═════ DATA RECORDS

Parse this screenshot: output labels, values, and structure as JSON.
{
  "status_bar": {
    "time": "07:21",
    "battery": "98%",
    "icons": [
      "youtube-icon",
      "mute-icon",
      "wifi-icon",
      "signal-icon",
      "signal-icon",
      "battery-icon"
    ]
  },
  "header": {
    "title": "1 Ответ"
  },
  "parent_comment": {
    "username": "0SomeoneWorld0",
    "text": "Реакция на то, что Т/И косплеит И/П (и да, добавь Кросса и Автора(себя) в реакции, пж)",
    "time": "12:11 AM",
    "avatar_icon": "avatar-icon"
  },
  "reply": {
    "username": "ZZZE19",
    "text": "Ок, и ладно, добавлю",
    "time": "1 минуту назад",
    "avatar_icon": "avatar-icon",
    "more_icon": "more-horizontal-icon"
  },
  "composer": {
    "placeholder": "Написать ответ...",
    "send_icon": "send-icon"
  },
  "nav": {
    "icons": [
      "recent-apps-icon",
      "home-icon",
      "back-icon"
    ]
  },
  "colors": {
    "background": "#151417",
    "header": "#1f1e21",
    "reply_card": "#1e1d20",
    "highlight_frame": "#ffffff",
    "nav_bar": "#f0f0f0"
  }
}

══════════

== EXERCISE REQUIREMENTS ==
Return each line that includes "text".

== ANSWER TO THE PROBLEM ==
    "text": "Реакция на то, что Т/И косплеит И/П (и да, добавь Кросса и Автора(себя) в реакции, пж)",
    "text": "Ок, и ладно, добавлю",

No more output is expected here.